Top of SUPPLIED DATA
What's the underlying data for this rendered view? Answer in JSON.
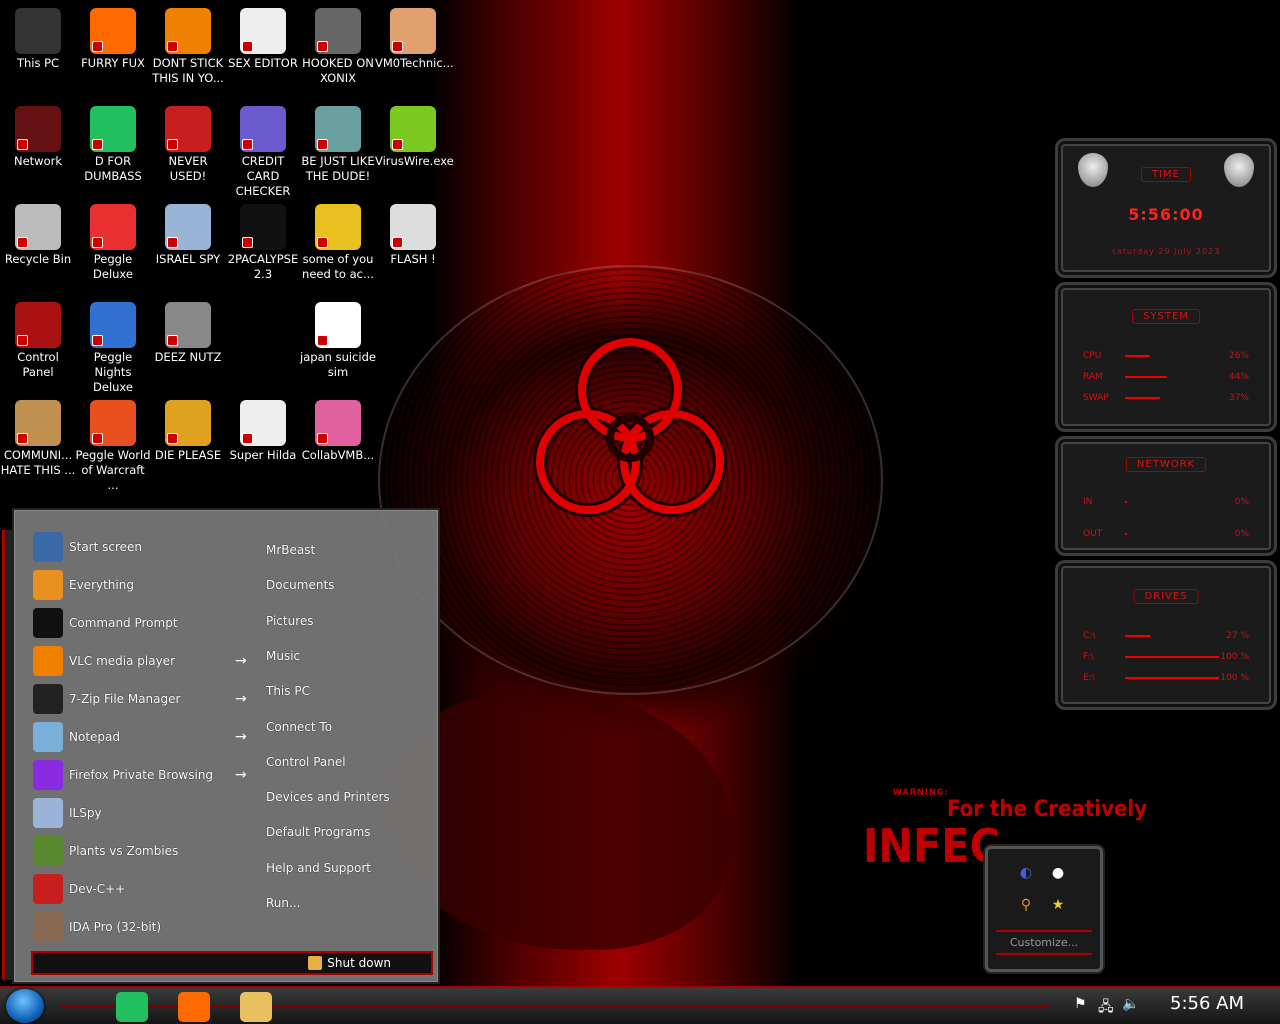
{
  "desktop_icons": [
    {
      "label": "This PC",
      "icon": "computer-icon",
      "color": "#333333"
    },
    {
      "label": "FURRY FUX",
      "icon": "firefox-icon",
      "color": "#ff6a00"
    },
    {
      "label": "DONT STICK THIS IN YO...",
      "icon": "vlc-cone-icon",
      "color": "#f08000"
    },
    {
      "label": "SEX EDITOR",
      "icon": "hxd-editor-icon",
      "color": "#eeeeee"
    },
    {
      "label": "HOOKED ON XONIX",
      "icon": "xonix-game-icon",
      "color": "#666666"
    },
    {
      "label": "VM0Technic...",
      "icon": "doctor-icon",
      "color": "#e0a070"
    },
    {
      "label": "Network",
      "icon": "network-orb-icon",
      "color": "#661111"
    },
    {
      "label": "D FOR DUMBASS",
      "icon": "spotify-style-icon",
      "color": "#22c060"
    },
    {
      "label": "NEVER USED!",
      "icon": "devcpp-icon",
      "color": "#c81e1e"
    },
    {
      "label": "CREDIT CARD CHECKER",
      "icon": "credit-card-icon",
      "color": "#6a5acd"
    },
    {
      "label": "BE JUST LIKE THE DUDE!",
      "icon": "santa-avatar-icon",
      "color": "#6aa0a0"
    },
    {
      "label": "VirusWire.exe",
      "icon": "limewire-icon",
      "color": "#7ac820"
    },
    {
      "label": "Recycle Bin",
      "icon": "recycle-bin-icon",
      "color": "#bbbbbb"
    },
    {
      "label": "Peggle Deluxe",
      "icon": "peggle-icon",
      "color": "#e83030"
    },
    {
      "label": "ISRAEL SPY",
      "icon": "spy-network-icon",
      "color": "#9ab4d8"
    },
    {
      "label": "2PACALYPSE 2.3",
      "icon": "console-icon",
      "color": "#111111"
    },
    {
      "label": "some of you need to ac...",
      "icon": "dog-icon",
      "color": "#e8c020"
    },
    {
      "label": "FLASH !",
      "icon": "flash-icon",
      "color": "#dddddd"
    },
    {
      "label": "Control Panel",
      "icon": "control-panel-icon",
      "color": "#aa1111"
    },
    {
      "label": "Peggle Nights Deluxe",
      "icon": "peggle-nights-icon",
      "color": "#3070d0"
    },
    {
      "label": "DEEZ NUTZ",
      "icon": "windows-stack-icon",
      "color": "#888888"
    },
    {
      "label": "japan suicide sim",
      "icon": "japan-sim-icon",
      "color": "#ffffff"
    },
    {
      "label": "COMMUNI... HATE THIS ...",
      "icon": "money-bag-icon",
      "color": "#c09050"
    },
    {
      "label": "Peggle World of Warcraft ...",
      "icon": "peggle-wow-icon",
      "color": "#e85020"
    },
    {
      "label": "DIE PLEASE",
      "icon": "de-icon",
      "color": "#e0a020"
    },
    {
      "label": "Super Hilda",
      "icon": "hilda-icon",
      "color": "#eeeeee"
    },
    {
      "label": "CollabVMB...",
      "icon": "collabvm-icon",
      "color": "#e060a0"
    }
  ],
  "gadgets": {
    "time": {
      "title": "TIME",
      "time": "5:56:00",
      "date": "saturday 29 july 2023"
    },
    "system": {
      "title": "SYSTEM",
      "rows": [
        {
          "name": "CPU",
          "value": "26%",
          "level": 0.26
        },
        {
          "name": "RAM",
          "value": "44%",
          "level": 0.44
        },
        {
          "name": "SWAP",
          "value": "37%",
          "level": 0.37
        }
      ]
    },
    "network": {
      "title": "NETWORK",
      "rows": [
        {
          "name": "IN",
          "value": "0%"
        },
        {
          "name": "OUT",
          "value": "0%"
        }
      ]
    },
    "drives": {
      "title": "DRIVES",
      "rows": [
        {
          "name": "C:\\",
          "value": "27 %",
          "level": 0.27
        },
        {
          "name": "F:\\",
          "value": "100 %",
          "level": 1.0
        },
        {
          "name": "E:\\",
          "value": "100 %",
          "level": 1.0
        }
      ]
    }
  },
  "warning": {
    "small": "WARNING:",
    "line2": "For the Creatively",
    "line3": "INFEC"
  },
  "tray_popup": {
    "customize": "Customize..."
  },
  "start_menu": {
    "left_items": [
      {
        "label": "Start screen",
        "icon": "start-screen-icon",
        "color": "#3a6aa8",
        "arrow": false
      },
      {
        "label": "Everything",
        "icon": "everything-search-icon",
        "color": "#e89020",
        "arrow": false
      },
      {
        "label": "Command Prompt",
        "icon": "command-prompt-icon",
        "color": "#111111",
        "arrow": false
      },
      {
        "label": "VLC media player",
        "icon": "vlc-icon",
        "color": "#f08000",
        "arrow": true
      },
      {
        "label": "7-Zip File Manager",
        "icon": "seven-zip-icon",
        "color": "#222222",
        "arrow": true
      },
      {
        "label": "Notepad",
        "icon": "notepad-icon",
        "color": "#7ab0d8",
        "arrow": true
      },
      {
        "label": "Firefox Private Browsing",
        "icon": "firefox-private-icon",
        "color": "#8a2be2",
        "arrow": true
      },
      {
        "label": "ILSpy",
        "icon": "ilspy-icon",
        "color": "#9ab4d8",
        "arrow": false
      },
      {
        "label": "Plants vs Zombies",
        "icon": "pvz-icon",
        "color": "#5a8a30",
        "arrow": false
      },
      {
        "label": "Dev-C++",
        "icon": "devcpp-icon",
        "color": "#c81e1e",
        "arrow": false
      },
      {
        "label": "IDA Pro (32-bit)",
        "icon": "ida-pro-icon",
        "color": "#8a6a50",
        "arrow": false
      }
    ],
    "right_items": [
      "MrBeast",
      "Documents",
      "Pictures",
      "Music",
      "This PC",
      "Connect To",
      "Control Panel",
      "Devices and Printers",
      "Default Programs",
      "Help and Support",
      "Run..."
    ],
    "shutdown_label": "Shut down"
  },
  "taskbar": {
    "pinned": [
      {
        "icon": "spotify-style-icon",
        "color": "#22c060"
      },
      {
        "icon": "firefox-icon",
        "color": "#ff6a00"
      },
      {
        "icon": "file-explorer-icon",
        "color": "#e8c060"
      }
    ],
    "clock": "5:56 AM"
  }
}
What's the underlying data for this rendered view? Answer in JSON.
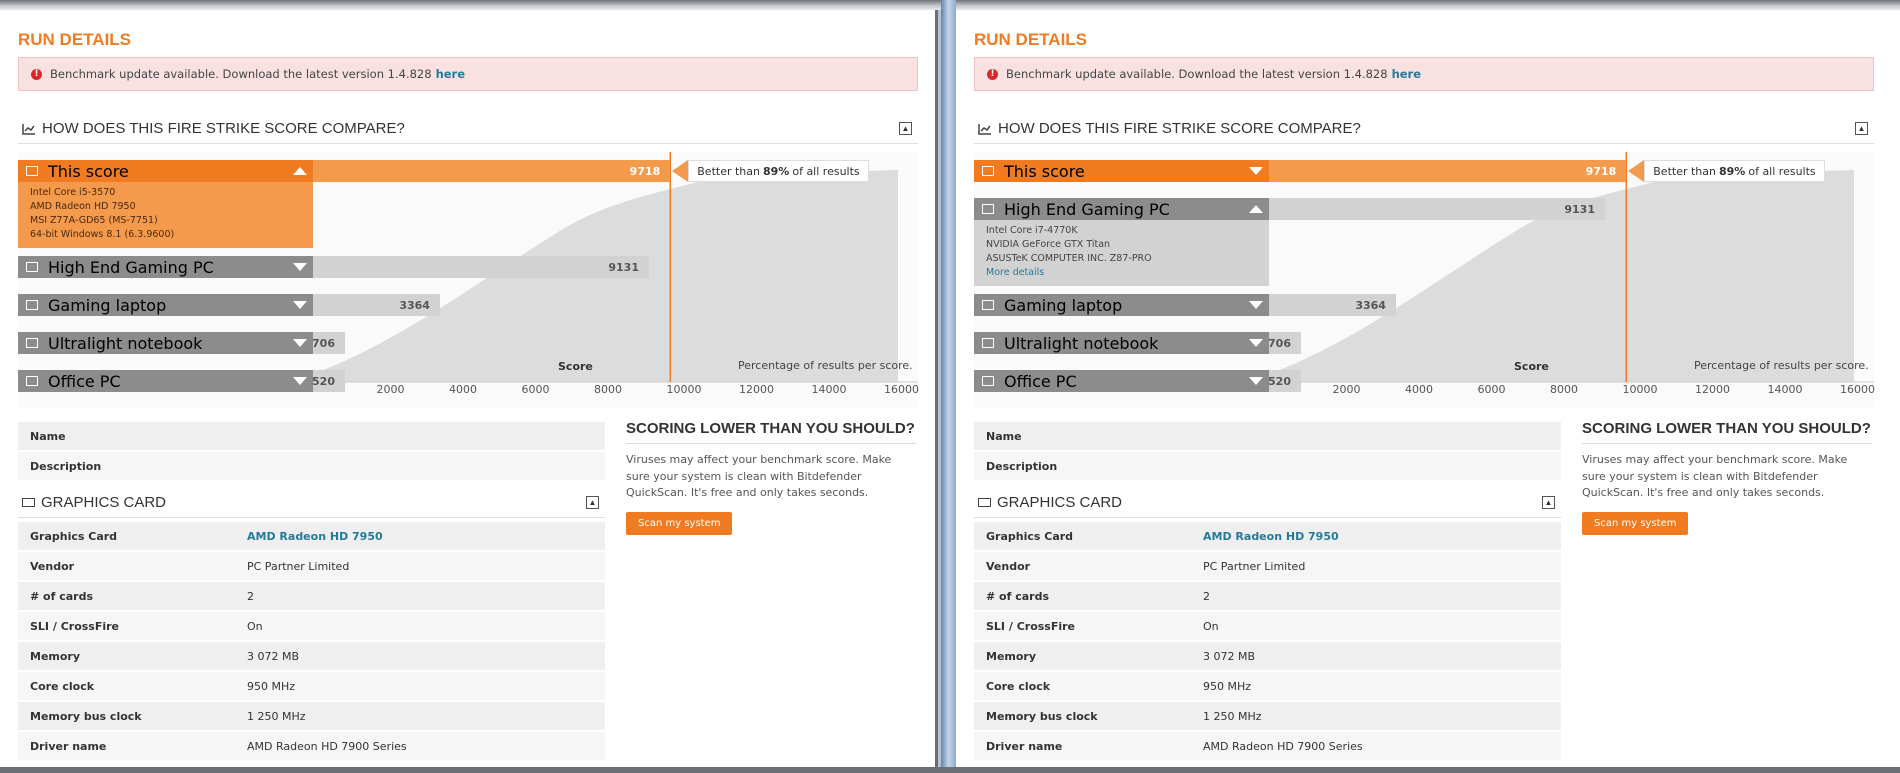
Bottom of SUPPLIED DATA
## TASK TO CARRY OUT
Among the lines above, which contain the word "style"? Copy every one.

## ANSWER SPACE
      "icon": "spotify-style-icon",
        "icon": "spotify-style-icon",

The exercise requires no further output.